>>>

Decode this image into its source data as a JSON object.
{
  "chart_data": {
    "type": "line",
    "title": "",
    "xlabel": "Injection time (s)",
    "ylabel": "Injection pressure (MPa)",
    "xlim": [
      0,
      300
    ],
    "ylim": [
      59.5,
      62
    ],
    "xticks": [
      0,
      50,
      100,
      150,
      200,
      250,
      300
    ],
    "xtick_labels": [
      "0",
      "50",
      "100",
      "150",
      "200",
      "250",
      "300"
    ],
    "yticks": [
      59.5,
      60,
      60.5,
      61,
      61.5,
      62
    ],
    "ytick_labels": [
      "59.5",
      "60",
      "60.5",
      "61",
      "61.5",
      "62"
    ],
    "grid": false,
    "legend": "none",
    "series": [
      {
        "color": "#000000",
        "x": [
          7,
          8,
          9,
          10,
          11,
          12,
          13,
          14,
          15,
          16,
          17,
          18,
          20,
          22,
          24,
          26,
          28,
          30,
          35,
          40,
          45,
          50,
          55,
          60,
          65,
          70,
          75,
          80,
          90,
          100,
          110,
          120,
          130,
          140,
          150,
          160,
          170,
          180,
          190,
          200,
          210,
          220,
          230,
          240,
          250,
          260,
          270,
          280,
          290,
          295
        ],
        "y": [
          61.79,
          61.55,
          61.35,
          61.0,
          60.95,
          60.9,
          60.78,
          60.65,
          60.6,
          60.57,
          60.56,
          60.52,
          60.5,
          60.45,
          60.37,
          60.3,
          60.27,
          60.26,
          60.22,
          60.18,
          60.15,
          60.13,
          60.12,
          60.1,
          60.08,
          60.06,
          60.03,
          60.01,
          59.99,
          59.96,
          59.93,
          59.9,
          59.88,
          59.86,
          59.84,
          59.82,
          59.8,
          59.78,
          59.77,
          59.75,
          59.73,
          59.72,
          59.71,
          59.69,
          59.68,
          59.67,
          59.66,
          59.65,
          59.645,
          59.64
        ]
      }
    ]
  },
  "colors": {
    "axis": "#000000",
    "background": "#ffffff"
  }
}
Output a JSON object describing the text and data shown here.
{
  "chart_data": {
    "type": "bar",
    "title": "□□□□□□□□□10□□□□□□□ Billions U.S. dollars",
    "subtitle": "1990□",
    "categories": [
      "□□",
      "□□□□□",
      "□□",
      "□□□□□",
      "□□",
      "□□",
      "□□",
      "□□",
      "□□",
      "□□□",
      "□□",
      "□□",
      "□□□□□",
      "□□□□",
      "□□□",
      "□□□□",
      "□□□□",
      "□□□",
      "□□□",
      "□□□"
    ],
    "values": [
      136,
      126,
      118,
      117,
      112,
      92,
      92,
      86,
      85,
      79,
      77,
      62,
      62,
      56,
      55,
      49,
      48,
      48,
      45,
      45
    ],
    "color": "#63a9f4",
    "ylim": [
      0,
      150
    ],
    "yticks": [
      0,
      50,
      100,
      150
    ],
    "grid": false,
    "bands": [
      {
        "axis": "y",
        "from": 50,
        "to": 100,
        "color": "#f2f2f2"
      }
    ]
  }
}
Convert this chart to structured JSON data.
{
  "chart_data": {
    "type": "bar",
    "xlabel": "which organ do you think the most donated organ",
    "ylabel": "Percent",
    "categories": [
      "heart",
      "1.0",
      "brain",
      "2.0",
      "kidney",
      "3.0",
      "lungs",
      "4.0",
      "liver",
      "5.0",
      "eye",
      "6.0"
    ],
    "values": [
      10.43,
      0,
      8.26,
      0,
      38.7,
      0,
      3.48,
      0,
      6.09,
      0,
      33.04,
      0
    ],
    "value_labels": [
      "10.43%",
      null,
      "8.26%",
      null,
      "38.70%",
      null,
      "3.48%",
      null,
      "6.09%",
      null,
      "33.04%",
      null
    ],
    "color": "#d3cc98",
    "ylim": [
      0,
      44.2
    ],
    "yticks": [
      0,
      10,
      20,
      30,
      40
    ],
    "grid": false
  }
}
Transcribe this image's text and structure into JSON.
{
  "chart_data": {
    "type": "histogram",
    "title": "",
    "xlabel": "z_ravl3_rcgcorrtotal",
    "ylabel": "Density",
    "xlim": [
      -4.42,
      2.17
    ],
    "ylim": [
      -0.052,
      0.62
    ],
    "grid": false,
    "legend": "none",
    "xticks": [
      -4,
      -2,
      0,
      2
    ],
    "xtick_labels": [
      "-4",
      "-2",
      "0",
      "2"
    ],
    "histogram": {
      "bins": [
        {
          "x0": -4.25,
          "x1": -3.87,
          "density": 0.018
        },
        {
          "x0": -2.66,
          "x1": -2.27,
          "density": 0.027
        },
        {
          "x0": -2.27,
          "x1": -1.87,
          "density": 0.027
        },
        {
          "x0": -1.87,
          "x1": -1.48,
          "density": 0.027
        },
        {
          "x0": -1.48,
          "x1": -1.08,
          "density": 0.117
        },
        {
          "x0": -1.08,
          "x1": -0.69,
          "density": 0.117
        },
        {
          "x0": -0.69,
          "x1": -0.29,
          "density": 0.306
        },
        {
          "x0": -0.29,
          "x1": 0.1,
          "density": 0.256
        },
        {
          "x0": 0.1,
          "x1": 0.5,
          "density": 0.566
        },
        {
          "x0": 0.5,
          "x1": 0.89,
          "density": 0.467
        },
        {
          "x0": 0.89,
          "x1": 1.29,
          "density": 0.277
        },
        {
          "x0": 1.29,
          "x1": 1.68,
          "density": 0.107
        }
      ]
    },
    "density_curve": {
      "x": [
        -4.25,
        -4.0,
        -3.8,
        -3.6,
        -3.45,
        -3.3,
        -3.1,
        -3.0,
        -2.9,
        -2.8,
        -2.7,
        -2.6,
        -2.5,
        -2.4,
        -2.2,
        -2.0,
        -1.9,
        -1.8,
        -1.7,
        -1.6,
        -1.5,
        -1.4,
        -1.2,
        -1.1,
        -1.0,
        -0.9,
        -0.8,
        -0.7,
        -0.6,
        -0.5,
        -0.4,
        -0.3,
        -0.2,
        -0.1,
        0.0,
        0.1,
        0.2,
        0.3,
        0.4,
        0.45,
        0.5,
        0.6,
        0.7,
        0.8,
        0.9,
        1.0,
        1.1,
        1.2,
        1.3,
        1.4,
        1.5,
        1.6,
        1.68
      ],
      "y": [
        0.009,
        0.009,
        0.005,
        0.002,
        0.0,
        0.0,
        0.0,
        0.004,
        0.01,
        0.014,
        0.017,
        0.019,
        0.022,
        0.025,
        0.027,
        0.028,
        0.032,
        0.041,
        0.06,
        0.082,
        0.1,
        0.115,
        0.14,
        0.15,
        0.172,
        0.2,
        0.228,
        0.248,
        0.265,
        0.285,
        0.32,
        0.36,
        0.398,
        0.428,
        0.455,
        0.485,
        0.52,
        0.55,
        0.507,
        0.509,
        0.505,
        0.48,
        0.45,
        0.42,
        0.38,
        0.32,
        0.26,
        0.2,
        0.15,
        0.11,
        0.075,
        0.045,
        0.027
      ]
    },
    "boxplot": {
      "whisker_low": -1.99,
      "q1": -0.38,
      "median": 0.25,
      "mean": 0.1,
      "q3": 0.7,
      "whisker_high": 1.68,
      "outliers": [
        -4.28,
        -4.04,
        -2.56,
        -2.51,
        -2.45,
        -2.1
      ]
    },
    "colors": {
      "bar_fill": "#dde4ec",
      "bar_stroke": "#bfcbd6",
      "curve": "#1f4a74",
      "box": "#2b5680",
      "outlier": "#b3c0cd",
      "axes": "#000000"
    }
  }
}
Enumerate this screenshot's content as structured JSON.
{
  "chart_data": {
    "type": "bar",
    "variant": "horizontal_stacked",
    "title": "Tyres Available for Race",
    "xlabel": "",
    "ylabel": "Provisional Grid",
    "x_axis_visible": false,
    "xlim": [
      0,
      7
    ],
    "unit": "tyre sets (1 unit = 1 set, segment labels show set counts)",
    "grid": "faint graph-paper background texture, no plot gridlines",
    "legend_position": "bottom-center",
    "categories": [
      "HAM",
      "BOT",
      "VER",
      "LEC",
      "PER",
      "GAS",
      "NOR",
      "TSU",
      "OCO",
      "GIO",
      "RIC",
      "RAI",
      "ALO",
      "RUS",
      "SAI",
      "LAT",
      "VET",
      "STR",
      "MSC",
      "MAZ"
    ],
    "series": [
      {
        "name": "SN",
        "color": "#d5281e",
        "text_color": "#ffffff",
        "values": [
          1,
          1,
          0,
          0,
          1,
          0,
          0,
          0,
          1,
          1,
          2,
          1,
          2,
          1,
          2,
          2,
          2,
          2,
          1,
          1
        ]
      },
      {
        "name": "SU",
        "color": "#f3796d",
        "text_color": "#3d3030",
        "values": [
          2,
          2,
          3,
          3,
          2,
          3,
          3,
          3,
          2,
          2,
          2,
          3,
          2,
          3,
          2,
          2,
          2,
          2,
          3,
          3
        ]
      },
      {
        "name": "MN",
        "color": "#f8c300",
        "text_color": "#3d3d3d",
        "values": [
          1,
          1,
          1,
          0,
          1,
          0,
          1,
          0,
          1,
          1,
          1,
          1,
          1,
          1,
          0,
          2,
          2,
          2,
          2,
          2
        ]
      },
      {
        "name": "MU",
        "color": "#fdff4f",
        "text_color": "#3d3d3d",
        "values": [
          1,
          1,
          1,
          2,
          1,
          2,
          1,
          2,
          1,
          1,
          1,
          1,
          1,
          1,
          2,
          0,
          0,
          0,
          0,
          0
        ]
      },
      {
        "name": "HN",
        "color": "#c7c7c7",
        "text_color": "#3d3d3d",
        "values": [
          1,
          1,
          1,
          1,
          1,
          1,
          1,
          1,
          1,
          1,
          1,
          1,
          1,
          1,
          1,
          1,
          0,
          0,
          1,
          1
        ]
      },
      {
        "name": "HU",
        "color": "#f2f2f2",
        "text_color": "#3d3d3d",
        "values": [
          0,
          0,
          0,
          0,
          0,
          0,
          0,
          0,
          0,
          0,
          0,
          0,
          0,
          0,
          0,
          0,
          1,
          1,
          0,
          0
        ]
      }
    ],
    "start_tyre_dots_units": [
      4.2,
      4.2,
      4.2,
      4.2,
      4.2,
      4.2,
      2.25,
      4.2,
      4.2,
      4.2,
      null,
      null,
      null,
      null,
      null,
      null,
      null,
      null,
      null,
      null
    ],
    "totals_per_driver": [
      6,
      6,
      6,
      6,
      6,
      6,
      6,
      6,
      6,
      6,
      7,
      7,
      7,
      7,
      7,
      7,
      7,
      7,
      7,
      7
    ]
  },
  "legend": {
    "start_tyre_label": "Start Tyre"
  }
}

<<<

[WHAT NEEDS TO BE DONE]: State how many lines hold the word "this". The number is the whole answer.

[FINAL RESULT]: 4